■ **Written request**
Gather all lines containing the string "text" and copy them out.

Excerpts from a figure dataset
+ + + +

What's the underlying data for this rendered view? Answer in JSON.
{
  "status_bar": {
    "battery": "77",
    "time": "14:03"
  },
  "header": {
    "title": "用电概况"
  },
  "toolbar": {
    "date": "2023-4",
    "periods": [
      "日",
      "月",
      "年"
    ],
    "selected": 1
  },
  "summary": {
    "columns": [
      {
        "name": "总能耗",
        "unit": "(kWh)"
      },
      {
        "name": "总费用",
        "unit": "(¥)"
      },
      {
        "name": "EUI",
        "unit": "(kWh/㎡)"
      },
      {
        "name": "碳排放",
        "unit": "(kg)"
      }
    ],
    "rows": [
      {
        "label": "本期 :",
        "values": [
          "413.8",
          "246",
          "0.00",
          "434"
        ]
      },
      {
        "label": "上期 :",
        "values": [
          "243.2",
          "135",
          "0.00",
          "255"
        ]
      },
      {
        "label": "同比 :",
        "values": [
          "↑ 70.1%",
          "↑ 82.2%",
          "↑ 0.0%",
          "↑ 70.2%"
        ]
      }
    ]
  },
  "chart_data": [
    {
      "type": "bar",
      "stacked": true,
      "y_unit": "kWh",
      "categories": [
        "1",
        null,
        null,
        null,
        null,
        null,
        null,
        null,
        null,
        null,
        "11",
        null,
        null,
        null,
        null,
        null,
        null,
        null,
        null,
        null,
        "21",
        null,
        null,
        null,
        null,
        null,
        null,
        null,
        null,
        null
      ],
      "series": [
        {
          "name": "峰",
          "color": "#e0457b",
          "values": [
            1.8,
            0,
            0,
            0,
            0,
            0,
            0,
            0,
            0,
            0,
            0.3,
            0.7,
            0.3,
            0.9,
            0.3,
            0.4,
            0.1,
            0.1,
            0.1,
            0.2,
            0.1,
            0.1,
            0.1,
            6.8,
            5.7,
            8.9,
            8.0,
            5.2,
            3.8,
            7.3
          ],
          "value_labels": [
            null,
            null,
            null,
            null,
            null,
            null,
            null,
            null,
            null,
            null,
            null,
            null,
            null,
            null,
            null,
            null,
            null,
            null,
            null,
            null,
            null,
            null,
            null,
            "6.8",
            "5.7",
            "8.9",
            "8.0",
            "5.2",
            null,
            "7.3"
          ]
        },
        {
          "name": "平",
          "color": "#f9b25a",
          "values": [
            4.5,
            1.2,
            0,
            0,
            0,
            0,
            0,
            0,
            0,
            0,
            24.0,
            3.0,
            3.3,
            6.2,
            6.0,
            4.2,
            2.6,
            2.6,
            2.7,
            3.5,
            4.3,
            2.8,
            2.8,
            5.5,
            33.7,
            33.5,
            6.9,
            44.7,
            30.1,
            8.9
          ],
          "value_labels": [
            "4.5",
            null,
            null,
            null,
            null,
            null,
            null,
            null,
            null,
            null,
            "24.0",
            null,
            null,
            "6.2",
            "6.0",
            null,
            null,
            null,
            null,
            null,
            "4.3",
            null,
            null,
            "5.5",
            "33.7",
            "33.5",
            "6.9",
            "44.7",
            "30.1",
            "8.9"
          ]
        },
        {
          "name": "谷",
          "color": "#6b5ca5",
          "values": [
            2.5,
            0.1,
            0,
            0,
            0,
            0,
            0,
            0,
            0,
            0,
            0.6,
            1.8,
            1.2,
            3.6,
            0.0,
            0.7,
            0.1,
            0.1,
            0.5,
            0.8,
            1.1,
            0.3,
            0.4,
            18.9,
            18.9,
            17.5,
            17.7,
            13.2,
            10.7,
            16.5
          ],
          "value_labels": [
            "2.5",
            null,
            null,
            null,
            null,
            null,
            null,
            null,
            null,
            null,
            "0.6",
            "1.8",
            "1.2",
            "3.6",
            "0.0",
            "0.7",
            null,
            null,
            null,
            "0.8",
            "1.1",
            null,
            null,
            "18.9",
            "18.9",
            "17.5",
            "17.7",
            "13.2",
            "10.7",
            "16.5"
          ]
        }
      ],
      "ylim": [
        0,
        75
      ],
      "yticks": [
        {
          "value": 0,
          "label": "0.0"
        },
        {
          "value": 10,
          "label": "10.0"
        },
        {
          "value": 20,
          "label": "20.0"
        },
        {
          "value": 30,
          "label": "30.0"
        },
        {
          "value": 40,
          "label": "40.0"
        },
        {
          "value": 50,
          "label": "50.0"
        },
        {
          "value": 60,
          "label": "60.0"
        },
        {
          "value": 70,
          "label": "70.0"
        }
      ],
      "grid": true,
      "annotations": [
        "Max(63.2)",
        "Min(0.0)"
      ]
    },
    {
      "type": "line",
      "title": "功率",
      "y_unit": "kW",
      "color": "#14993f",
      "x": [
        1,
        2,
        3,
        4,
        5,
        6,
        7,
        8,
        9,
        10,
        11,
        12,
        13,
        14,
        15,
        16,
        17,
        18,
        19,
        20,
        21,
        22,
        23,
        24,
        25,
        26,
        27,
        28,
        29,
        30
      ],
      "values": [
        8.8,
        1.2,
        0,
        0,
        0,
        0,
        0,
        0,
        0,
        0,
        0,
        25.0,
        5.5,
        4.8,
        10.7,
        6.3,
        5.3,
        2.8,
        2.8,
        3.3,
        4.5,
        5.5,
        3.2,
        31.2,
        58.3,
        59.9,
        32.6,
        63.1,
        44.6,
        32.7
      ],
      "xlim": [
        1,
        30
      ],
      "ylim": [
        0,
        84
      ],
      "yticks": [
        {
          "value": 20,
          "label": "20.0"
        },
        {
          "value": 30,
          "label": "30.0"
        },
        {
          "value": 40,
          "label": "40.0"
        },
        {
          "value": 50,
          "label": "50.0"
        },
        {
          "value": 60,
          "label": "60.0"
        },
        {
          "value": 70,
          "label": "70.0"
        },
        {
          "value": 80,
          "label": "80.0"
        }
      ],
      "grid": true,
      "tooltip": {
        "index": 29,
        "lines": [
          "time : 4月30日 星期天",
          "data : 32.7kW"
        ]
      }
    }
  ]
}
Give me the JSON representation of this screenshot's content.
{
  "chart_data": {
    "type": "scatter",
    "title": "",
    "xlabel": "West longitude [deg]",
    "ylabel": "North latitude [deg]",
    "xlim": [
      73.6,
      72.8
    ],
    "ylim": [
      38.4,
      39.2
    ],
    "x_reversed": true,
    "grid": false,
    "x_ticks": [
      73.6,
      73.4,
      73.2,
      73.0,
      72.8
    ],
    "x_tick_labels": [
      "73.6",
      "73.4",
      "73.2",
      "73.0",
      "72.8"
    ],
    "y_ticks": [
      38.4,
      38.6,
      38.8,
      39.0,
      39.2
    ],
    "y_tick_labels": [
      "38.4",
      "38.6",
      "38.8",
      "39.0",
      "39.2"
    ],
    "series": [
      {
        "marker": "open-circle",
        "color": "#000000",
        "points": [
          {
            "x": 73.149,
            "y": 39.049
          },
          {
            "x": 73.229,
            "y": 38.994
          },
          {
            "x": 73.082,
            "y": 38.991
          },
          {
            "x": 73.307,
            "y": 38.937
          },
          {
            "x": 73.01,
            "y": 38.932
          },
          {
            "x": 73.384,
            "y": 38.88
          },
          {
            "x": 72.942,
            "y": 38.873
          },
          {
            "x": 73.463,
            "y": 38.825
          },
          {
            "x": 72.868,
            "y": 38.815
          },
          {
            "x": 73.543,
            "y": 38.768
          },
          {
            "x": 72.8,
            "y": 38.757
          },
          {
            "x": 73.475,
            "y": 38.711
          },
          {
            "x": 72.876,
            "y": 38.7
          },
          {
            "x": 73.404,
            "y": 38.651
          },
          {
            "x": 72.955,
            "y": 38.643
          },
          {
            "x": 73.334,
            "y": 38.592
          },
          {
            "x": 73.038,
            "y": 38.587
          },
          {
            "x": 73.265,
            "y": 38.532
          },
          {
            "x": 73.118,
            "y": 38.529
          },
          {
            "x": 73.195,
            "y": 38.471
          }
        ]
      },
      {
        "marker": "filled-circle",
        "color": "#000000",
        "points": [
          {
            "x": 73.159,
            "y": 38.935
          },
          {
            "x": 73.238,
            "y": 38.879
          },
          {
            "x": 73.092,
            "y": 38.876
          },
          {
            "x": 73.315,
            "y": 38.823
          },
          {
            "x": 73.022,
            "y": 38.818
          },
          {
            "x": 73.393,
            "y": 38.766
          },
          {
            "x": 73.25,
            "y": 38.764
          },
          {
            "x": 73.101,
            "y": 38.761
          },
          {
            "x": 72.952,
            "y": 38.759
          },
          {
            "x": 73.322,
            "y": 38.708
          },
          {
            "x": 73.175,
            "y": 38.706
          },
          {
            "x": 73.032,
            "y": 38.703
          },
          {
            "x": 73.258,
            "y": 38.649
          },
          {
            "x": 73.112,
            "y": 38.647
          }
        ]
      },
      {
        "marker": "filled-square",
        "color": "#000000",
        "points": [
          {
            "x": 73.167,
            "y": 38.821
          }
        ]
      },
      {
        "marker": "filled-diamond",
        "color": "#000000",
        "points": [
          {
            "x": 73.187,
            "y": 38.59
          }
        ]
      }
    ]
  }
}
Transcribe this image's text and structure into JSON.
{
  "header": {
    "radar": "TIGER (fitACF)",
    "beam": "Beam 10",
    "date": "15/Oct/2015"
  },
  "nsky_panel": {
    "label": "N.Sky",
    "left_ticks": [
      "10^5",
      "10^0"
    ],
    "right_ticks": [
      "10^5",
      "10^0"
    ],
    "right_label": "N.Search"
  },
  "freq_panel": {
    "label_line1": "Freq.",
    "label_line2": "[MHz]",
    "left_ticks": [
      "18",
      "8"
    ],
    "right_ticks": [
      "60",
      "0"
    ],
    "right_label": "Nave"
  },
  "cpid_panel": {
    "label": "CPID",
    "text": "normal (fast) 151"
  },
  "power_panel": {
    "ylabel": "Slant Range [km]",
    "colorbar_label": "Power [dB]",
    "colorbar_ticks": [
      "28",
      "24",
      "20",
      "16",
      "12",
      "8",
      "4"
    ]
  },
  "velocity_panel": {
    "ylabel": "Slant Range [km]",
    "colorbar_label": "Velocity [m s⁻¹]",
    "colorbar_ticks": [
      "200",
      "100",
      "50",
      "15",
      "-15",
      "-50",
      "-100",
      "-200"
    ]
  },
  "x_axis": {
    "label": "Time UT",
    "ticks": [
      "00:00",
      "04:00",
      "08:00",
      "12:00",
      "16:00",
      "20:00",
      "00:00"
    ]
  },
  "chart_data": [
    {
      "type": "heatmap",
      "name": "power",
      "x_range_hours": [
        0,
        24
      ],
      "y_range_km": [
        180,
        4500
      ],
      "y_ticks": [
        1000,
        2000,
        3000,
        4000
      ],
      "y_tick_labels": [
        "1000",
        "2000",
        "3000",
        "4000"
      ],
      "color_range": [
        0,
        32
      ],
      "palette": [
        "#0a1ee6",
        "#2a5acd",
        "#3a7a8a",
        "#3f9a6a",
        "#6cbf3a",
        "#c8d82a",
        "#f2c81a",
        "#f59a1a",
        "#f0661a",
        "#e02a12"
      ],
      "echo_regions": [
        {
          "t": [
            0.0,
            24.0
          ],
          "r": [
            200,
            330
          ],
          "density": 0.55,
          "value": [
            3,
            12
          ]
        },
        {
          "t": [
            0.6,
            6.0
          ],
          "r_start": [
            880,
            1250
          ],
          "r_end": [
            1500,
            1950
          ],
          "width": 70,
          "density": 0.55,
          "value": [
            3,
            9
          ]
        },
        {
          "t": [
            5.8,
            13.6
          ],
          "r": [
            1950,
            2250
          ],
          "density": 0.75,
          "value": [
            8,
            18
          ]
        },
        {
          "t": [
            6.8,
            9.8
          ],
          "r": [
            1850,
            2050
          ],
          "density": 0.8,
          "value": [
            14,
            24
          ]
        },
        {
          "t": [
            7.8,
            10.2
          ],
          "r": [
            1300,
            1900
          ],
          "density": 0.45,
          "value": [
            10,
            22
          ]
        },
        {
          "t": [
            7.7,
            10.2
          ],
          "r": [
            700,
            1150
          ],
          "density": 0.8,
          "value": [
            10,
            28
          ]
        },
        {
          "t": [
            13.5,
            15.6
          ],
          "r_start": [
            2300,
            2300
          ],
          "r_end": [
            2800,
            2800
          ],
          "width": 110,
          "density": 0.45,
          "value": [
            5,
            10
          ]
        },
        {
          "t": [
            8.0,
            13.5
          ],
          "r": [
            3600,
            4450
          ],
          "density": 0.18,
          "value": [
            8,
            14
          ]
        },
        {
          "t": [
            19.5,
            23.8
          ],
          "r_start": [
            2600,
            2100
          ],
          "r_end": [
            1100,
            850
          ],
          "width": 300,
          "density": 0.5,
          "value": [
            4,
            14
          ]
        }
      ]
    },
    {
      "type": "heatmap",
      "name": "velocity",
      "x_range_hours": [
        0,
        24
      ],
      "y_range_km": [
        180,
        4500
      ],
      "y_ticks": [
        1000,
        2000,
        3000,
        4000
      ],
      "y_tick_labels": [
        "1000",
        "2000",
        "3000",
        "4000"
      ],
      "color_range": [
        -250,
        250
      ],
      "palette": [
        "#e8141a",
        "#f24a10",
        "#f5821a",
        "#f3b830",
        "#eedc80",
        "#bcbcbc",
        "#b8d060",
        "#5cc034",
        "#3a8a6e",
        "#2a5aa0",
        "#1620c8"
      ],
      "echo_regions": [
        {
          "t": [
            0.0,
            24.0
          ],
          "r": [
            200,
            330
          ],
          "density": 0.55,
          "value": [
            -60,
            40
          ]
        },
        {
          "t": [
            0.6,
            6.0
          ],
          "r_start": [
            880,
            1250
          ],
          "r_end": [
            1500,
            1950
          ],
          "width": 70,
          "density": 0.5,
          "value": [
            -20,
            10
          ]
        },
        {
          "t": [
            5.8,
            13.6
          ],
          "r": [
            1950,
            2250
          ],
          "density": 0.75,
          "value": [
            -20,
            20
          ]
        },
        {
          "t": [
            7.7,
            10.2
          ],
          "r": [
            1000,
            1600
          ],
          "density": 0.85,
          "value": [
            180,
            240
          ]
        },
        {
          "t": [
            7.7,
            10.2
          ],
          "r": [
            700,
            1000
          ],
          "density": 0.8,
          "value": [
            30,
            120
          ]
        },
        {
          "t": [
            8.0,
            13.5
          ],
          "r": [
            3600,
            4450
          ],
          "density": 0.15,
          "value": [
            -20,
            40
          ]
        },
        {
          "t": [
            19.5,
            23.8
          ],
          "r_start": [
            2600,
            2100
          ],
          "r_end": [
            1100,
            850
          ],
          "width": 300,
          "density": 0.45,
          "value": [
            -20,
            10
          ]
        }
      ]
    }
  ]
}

+ + + +

■ **Full solution**
Transcribe this image's text and structure into JSON.
    "text": "normal (fast) 151"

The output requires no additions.